* DATA TO PROCESS
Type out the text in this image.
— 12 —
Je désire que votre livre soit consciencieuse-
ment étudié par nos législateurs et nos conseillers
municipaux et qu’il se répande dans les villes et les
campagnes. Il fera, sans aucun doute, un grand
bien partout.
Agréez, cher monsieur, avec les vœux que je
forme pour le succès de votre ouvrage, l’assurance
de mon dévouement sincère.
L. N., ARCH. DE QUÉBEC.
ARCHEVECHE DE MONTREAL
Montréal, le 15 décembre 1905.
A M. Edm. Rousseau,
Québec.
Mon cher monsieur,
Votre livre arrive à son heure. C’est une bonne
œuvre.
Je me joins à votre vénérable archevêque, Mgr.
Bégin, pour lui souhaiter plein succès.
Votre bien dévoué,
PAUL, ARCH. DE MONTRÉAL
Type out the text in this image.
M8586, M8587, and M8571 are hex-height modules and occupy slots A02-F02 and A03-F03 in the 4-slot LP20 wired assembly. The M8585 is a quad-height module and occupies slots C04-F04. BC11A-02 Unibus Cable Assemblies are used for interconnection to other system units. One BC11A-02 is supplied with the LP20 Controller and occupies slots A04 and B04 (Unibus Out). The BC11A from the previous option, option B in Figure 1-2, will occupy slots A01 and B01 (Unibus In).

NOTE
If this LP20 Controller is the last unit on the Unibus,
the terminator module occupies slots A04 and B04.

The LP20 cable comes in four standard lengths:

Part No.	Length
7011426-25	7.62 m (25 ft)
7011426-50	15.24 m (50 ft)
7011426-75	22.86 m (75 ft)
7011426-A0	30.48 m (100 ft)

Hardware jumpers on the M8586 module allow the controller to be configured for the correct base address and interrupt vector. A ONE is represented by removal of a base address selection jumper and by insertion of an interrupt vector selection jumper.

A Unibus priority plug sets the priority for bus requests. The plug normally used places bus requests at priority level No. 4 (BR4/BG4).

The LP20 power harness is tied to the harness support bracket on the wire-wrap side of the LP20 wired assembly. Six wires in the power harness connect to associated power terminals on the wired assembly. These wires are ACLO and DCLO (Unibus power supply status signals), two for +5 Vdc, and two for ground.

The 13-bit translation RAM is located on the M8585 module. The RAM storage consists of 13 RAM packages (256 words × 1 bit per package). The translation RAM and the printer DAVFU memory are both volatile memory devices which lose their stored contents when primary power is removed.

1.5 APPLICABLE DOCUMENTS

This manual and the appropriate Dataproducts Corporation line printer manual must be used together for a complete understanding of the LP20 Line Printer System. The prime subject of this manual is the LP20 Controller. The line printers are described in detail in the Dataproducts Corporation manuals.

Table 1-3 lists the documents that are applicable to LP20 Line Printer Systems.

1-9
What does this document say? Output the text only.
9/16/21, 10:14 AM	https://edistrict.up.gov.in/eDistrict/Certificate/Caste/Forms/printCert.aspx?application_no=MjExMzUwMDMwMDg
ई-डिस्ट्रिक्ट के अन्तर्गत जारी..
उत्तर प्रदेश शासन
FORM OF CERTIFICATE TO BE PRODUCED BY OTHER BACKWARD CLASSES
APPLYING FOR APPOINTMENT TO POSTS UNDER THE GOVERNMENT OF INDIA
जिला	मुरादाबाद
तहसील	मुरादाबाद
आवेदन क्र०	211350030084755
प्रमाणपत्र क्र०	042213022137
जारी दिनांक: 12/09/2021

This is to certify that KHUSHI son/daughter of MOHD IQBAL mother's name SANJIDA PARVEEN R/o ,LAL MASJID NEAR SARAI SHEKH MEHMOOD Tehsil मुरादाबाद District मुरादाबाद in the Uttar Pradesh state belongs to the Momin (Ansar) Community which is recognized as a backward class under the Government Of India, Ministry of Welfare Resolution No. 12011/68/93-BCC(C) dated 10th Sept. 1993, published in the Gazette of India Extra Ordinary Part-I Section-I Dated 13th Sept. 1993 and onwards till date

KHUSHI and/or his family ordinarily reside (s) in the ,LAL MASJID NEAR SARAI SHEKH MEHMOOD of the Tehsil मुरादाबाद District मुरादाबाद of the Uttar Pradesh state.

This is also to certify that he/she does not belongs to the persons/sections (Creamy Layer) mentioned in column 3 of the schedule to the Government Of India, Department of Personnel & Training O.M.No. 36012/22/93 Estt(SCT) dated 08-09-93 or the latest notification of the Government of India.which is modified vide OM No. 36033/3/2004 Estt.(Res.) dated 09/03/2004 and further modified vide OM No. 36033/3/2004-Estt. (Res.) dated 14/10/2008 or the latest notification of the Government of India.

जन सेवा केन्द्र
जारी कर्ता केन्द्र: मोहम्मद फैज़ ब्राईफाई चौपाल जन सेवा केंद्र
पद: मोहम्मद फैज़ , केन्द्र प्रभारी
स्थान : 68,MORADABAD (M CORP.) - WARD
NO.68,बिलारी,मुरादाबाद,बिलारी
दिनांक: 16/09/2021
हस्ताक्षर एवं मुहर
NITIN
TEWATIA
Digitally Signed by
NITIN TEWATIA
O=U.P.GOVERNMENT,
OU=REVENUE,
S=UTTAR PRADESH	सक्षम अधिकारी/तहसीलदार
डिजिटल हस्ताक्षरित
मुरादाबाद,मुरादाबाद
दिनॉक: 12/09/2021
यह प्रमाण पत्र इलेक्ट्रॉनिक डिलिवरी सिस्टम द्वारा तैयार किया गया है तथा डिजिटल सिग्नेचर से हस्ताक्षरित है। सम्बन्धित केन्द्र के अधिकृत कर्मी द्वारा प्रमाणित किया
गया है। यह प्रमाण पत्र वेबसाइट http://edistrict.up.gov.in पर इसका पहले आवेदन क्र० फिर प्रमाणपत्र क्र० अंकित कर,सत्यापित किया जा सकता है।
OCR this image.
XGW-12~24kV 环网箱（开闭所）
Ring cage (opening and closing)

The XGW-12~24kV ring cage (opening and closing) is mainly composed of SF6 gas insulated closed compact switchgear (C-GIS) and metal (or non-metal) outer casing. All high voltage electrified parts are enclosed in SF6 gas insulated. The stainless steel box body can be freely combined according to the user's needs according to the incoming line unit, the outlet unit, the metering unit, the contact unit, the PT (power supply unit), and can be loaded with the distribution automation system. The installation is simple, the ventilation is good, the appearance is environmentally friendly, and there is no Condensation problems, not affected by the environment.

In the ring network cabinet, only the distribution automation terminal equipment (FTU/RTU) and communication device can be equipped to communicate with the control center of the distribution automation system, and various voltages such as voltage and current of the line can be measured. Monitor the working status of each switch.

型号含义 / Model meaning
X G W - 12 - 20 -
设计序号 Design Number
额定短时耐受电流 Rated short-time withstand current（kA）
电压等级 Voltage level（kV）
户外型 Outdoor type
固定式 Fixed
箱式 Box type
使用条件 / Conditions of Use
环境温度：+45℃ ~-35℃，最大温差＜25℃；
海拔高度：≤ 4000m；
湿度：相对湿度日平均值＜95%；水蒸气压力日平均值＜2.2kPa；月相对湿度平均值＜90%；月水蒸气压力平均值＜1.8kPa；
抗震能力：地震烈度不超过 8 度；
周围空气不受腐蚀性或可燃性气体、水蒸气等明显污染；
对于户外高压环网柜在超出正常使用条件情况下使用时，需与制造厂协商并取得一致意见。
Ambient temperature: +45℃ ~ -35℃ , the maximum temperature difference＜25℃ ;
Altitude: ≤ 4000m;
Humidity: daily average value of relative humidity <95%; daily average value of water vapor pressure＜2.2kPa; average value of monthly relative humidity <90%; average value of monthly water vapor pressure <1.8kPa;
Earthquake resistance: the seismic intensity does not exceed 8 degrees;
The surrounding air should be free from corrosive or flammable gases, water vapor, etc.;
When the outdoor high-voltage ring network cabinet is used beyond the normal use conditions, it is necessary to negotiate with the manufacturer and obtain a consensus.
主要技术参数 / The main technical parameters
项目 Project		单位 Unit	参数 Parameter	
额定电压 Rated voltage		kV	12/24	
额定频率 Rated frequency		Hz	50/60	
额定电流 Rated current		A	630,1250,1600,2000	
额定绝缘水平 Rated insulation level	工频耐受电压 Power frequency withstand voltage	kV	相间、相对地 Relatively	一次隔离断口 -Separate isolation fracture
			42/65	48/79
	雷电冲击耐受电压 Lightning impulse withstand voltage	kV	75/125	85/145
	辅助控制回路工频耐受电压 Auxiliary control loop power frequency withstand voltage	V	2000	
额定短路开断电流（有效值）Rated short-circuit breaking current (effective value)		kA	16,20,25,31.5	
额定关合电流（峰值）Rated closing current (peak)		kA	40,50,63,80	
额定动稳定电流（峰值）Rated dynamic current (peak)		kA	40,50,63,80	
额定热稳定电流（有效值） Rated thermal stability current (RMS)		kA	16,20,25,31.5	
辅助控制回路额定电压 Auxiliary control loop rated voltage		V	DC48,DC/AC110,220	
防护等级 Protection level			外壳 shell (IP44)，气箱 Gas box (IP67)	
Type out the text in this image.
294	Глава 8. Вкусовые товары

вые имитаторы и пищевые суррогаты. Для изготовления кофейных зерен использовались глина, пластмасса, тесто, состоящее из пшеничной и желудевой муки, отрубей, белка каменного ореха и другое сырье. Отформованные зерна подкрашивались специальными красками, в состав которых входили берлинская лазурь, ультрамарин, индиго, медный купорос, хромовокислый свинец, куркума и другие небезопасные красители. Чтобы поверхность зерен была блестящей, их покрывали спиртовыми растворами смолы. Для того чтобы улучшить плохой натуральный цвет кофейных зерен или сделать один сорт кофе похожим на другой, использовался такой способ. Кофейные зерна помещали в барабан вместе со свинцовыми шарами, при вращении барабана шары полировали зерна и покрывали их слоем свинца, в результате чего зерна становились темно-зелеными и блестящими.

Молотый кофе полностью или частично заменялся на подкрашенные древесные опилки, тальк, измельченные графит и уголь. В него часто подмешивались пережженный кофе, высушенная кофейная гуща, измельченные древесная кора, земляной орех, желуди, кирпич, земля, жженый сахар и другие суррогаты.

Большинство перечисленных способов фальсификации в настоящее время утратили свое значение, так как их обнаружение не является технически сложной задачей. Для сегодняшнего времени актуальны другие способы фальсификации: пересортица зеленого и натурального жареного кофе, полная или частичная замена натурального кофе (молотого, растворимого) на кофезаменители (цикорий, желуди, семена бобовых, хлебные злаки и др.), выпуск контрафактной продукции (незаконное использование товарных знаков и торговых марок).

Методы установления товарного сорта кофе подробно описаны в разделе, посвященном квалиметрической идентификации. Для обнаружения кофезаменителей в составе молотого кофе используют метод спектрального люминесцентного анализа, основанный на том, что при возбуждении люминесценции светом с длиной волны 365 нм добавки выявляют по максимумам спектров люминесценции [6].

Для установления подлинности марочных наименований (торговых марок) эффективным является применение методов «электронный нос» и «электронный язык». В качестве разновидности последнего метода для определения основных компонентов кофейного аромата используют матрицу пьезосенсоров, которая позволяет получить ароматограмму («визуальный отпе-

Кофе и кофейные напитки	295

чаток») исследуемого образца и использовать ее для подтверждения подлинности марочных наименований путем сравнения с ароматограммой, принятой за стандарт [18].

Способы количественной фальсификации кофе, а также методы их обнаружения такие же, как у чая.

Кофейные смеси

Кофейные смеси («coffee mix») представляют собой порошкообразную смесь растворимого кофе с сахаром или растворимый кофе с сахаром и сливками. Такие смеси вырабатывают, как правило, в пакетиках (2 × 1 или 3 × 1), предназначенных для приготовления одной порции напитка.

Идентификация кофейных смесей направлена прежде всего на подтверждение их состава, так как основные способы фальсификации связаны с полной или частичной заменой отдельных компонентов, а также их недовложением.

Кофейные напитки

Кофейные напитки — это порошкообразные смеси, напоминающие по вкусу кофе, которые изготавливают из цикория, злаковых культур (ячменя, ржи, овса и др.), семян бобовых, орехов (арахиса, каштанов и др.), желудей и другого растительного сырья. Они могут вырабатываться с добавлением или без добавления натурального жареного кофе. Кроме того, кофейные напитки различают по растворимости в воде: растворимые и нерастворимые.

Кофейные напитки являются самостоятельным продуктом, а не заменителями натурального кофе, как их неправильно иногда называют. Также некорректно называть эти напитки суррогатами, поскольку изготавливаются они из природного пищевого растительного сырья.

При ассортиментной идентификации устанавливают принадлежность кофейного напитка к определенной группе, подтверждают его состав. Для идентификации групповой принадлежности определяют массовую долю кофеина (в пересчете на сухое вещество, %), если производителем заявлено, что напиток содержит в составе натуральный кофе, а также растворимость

* WORK TO BE COMPLETED
Read the data above and count the lines that include "KHUSHI". Answer only with the count.

* RESULT
2